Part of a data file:
........

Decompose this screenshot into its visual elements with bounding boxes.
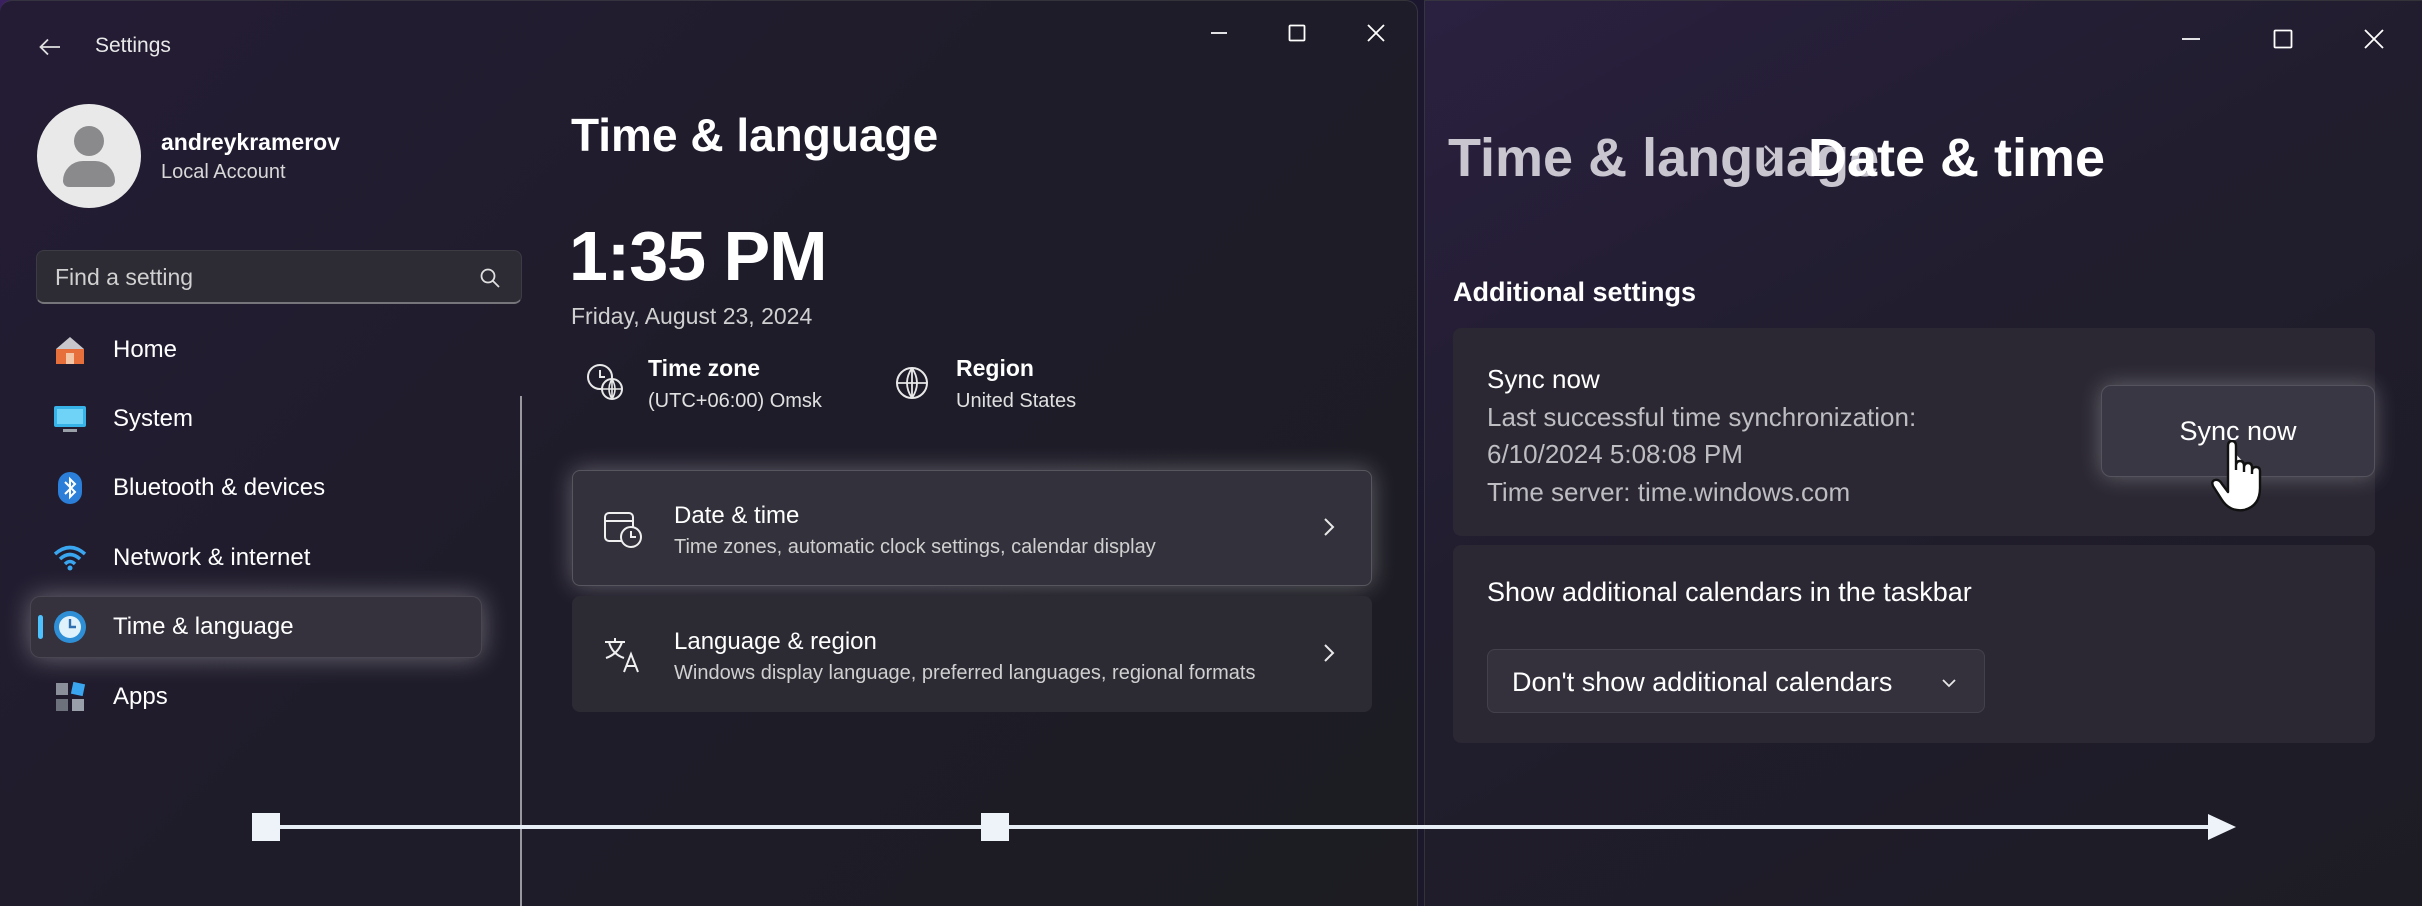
sidebar-item-system[interactable]: System xyxy=(30,388,482,450)
sidebar-item-label: Time & language xyxy=(113,613,294,640)
bluetooth-icon xyxy=(52,470,88,506)
sidebar-item-time-language[interactable]: Time & language xyxy=(30,596,482,658)
user-name: andreykramerov xyxy=(161,129,340,155)
region-label: Region xyxy=(956,355,1034,381)
last-sync-label: Last successful time synchronization: xyxy=(1487,402,1917,432)
chevron-right-icon xyxy=(1764,145,1777,167)
close-icon xyxy=(2364,29,2384,49)
close-icon xyxy=(1367,24,1385,42)
maximize-button[interactable] xyxy=(2263,19,2303,59)
minimize-button[interactable] xyxy=(2171,19,2211,59)
chevron-right-icon xyxy=(1324,518,1335,536)
breadcrumb-current: Date & time xyxy=(1808,128,2106,188)
sync-title: Sync now xyxy=(1487,364,1600,394)
current-time: 1:35 PM xyxy=(569,217,828,295)
last-sync-value: 6/10/2024 5:08:08 PM xyxy=(1487,439,1743,469)
wifi-icon xyxy=(52,540,88,576)
time-server: Time server: time.windows.com xyxy=(1487,477,1851,507)
sidebar-item-apps[interactable]: Apps xyxy=(30,666,482,728)
page-title: Time & language xyxy=(571,109,939,161)
home-icon xyxy=(52,332,88,368)
search-box[interactable] xyxy=(36,250,522,304)
sidebar-item-label: System xyxy=(113,405,194,432)
annotation-line xyxy=(268,825,2220,829)
chevron-down-icon xyxy=(1942,679,1956,688)
sidebar-divider xyxy=(520,396,522,906)
avatar[interactable] xyxy=(37,104,141,208)
clock-globe-icon xyxy=(52,609,88,645)
annotation-node xyxy=(981,813,1009,841)
settings-window-left: Settings andreykramerov Local Account Ho… xyxy=(0,0,1418,906)
account-type: Local Account xyxy=(161,161,286,183)
app-title: Settings xyxy=(95,34,171,57)
arrow-left-icon xyxy=(39,38,60,56)
sidebar-item-label: Bluetooth & devices xyxy=(113,474,326,501)
close-button[interactable] xyxy=(1356,13,1396,53)
card-description: Time zones, automatic clock settings, ca… xyxy=(674,536,1156,558)
search-icon[interactable] xyxy=(479,267,501,289)
additional-calendars-card: Show additional calendars in the taskbar… xyxy=(1453,545,2375,743)
sidebar-item-label: Network & internet xyxy=(113,544,311,571)
sidebar-item-network[interactable]: Network & internet xyxy=(30,527,482,589)
maximize-button[interactable] xyxy=(1277,13,1317,53)
sidebar-item-label: Apps xyxy=(113,683,168,710)
settings-window-right: Time & language Date & time Additional s… xyxy=(1424,0,2422,906)
card-description: Windows display language, preferred lang… xyxy=(674,662,1256,684)
search-input[interactable] xyxy=(55,261,455,293)
globe-icon xyxy=(896,367,928,399)
arrow-head-icon xyxy=(2208,814,2236,840)
calendar-clock-icon xyxy=(604,512,642,548)
maximize-icon xyxy=(2273,29,2293,49)
minimize-icon xyxy=(2182,38,2200,40)
date-time-card[interactable]: Date & time Time zones, automatic clock … xyxy=(572,470,1372,586)
selection-indicator xyxy=(38,615,43,639)
section-title: Additional settings xyxy=(1453,277,1696,307)
sidebar-item-home[interactable]: Home xyxy=(30,319,482,381)
apps-icon xyxy=(52,679,88,715)
current-date: Friday, August 23, 2024 xyxy=(571,303,813,329)
timezone-label: Time zone xyxy=(648,355,761,381)
avatar-body-shape xyxy=(63,161,115,187)
back-button[interactable] xyxy=(30,27,70,67)
timezone-value: (UTC+06:00) Omsk xyxy=(648,390,822,412)
region-value: United States xyxy=(956,390,1077,412)
language-region-card[interactable]: Language & region Windows display langua… xyxy=(572,596,1372,712)
region-info: Region United States xyxy=(892,355,1142,415)
monitor-icon xyxy=(52,401,88,437)
minimize-icon xyxy=(1211,32,1227,34)
card-title: Language & region xyxy=(674,628,877,655)
hand-cursor-icon xyxy=(2211,440,2262,512)
avatar-head-shape xyxy=(74,126,104,156)
close-button[interactable] xyxy=(2354,19,2394,59)
annotation-node xyxy=(252,813,280,841)
calendars-title: Show additional calendars in the taskbar xyxy=(1487,577,1972,607)
calendar-dropdown[interactable]: Don't show additional calendars xyxy=(1487,649,1985,713)
title-bar: Settings xyxy=(0,1,1417,91)
sidebar-item-label: Home xyxy=(113,336,178,363)
dropdown-value: Don't show additional calendars xyxy=(1512,667,1893,697)
maximize-icon xyxy=(1288,24,1306,42)
card-title: Date & time xyxy=(674,502,800,529)
timezone-info: Time zone (UTC+06:00) Omsk xyxy=(584,355,864,415)
sidebar-item-bluetooth[interactable]: Bluetooth & devices xyxy=(30,457,482,519)
minimize-button[interactable] xyxy=(1199,13,1239,53)
chevron-right-icon xyxy=(1324,644,1335,662)
language-icon xyxy=(605,638,639,673)
clock-globe-outline-icon xyxy=(587,364,623,400)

........

◆ Written problem: Reproduce the data above in full, substituting "arrow-right-icon" for every occurrence of "chevron-right-icon" and keeping everything else unchanged. Omit the pictures.

◆ Answer to the problem:
Decompose this screenshot into its visual elements with bounding boxes.
sidebar-item-system[interactable]: System xyxy=(30,388,482,450)
sidebar-item-label: Time & language xyxy=(113,613,294,640)
bluetooth-icon xyxy=(52,470,88,506)
sidebar-item-time-language[interactable]: Time & language xyxy=(30,596,482,658)
user-name: andreykramerov xyxy=(161,129,340,155)
region-label: Region xyxy=(956,355,1034,381)
last-sync-label: Last successful time synchronization: xyxy=(1487,402,1917,432)
arrow-right-icon xyxy=(1764,145,1777,167)
close-icon xyxy=(2364,29,2384,49)
close-icon xyxy=(1367,24,1385,42)
maximize-button[interactable] xyxy=(2263,19,2303,59)
minimize-button[interactable] xyxy=(2171,19,2211,59)
arrow-right-icon xyxy=(1324,518,1335,536)
breadcrumb-current: Date & time xyxy=(1808,128,2106,188)
sync-title: Sync now xyxy=(1487,364,1600,394)
current-time: 1:35 PM xyxy=(569,217,828,295)
last-sync-value: 6/10/2024 5:08:08 PM xyxy=(1487,439,1743,469)
wifi-icon xyxy=(52,540,88,576)
time-server: Time server: time.windows.com xyxy=(1487,477,1851,507)
sidebar-item-apps[interactable]: Apps xyxy=(30,666,482,728)
page-title: Time & language xyxy=(571,109,939,161)
home-icon xyxy=(52,332,88,368)
search-box[interactable] xyxy=(36,250,522,304)
sidebar-item-label: System xyxy=(113,405,194,432)
annotation-line xyxy=(268,825,2220,829)
chevron-down-icon xyxy=(1942,679,1956,688)
sidebar-divider xyxy=(520,396,522,906)
avatar[interactable] xyxy=(37,104,141,208)
clock-globe-icon xyxy=(52,609,88,645)
annotation-node xyxy=(981,813,1009,841)
settings-window-left: Settings andreykramerov Local Account Ho… xyxy=(0,0,1418,906)
account-type: Local Account xyxy=(161,161,286,183)
app-title: Settings xyxy=(95,34,171,57)
arrow-left-icon xyxy=(39,38,60,56)
sidebar-item-label: Bluetooth & devices xyxy=(113,474,326,501)
close-button[interactable] xyxy=(1356,13,1396,53)
card-description: Time zones, automatic clock settings, ca… xyxy=(674,536,1156,558)
search-icon[interactable] xyxy=(479,267,501,289)
additional-calendars-card: Show additional calendars in the taskbar… xyxy=(1453,545,2375,743)
sidebar-item-label: Network & internet xyxy=(113,544,311,571)
sidebar-item-network[interactable]: Network & internet xyxy=(30,527,482,589)
maximize-button[interactable] xyxy=(1277,13,1317,53)
sidebar-item-label: Apps xyxy=(113,683,168,710)
settings-window-right: Time & language Date & time Additional s… xyxy=(1424,0,2422,906)
card-description: Windows display language, preferred lang… xyxy=(674,662,1256,684)
search-input[interactable] xyxy=(55,261,455,293)
globe-icon xyxy=(896,367,928,399)
arrow-head-icon xyxy=(2208,814,2236,840)
calendar-clock-icon xyxy=(604,512,642,548)
maximize-icon xyxy=(2273,29,2293,49)
minimize-icon xyxy=(2182,38,2200,40)
date-time-card[interactable]: Date & time Time zones, automatic clock … xyxy=(572,470,1372,586)
selection-indicator xyxy=(38,615,43,639)
section-title: Additional settings xyxy=(1453,277,1696,307)
sidebar-item-home[interactable]: Home xyxy=(30,319,482,381)
apps-icon xyxy=(52,679,88,715)
current-date: Friday, August 23, 2024 xyxy=(571,303,813,329)
timezone-label: Time zone xyxy=(648,355,761,381)
avatar-body-shape xyxy=(63,161,115,187)
back-button[interactable] xyxy=(30,27,70,67)
timezone-value: (UTC+06:00) Omsk xyxy=(648,390,822,412)
region-value: United States xyxy=(956,390,1077,412)
language-region-card[interactable]: Language & region Windows display langua… xyxy=(572,596,1372,712)
region-info: Region United States xyxy=(892,355,1142,415)
monitor-icon xyxy=(52,401,88,437)
minimize-icon xyxy=(1211,32,1227,34)
card-title: Language & region xyxy=(674,628,877,655)
hand-cursor-icon xyxy=(2211,440,2262,512)
avatar-head-shape xyxy=(74,126,104,156)
close-button[interactable] xyxy=(2354,19,2394,59)
annotation-node xyxy=(252,813,280,841)
calendars-title: Show additional calendars in the taskbar xyxy=(1487,577,1972,607)
calendar-dropdown[interactable]: Don't show additional calendars xyxy=(1487,649,1985,713)
title-bar: Settings xyxy=(0,1,1417,91)
sidebar-item-label: Home xyxy=(113,336,178,363)
dropdown-value: Don't show additional calendars xyxy=(1512,667,1893,697)
maximize-icon xyxy=(1288,24,1306,42)
card-title: Date & time xyxy=(674,502,800,529)
timezone-info: Time zone (UTC+06:00) Omsk xyxy=(584,355,864,415)
sidebar-item-bluetooth[interactable]: Bluetooth & devices xyxy=(30,457,482,519)
minimize-button[interactable] xyxy=(1199,13,1239,53)
arrow-right-icon xyxy=(1324,644,1335,662)
language-icon xyxy=(605,638,639,673)
clock-globe-outline-icon xyxy=(587,364,623,400)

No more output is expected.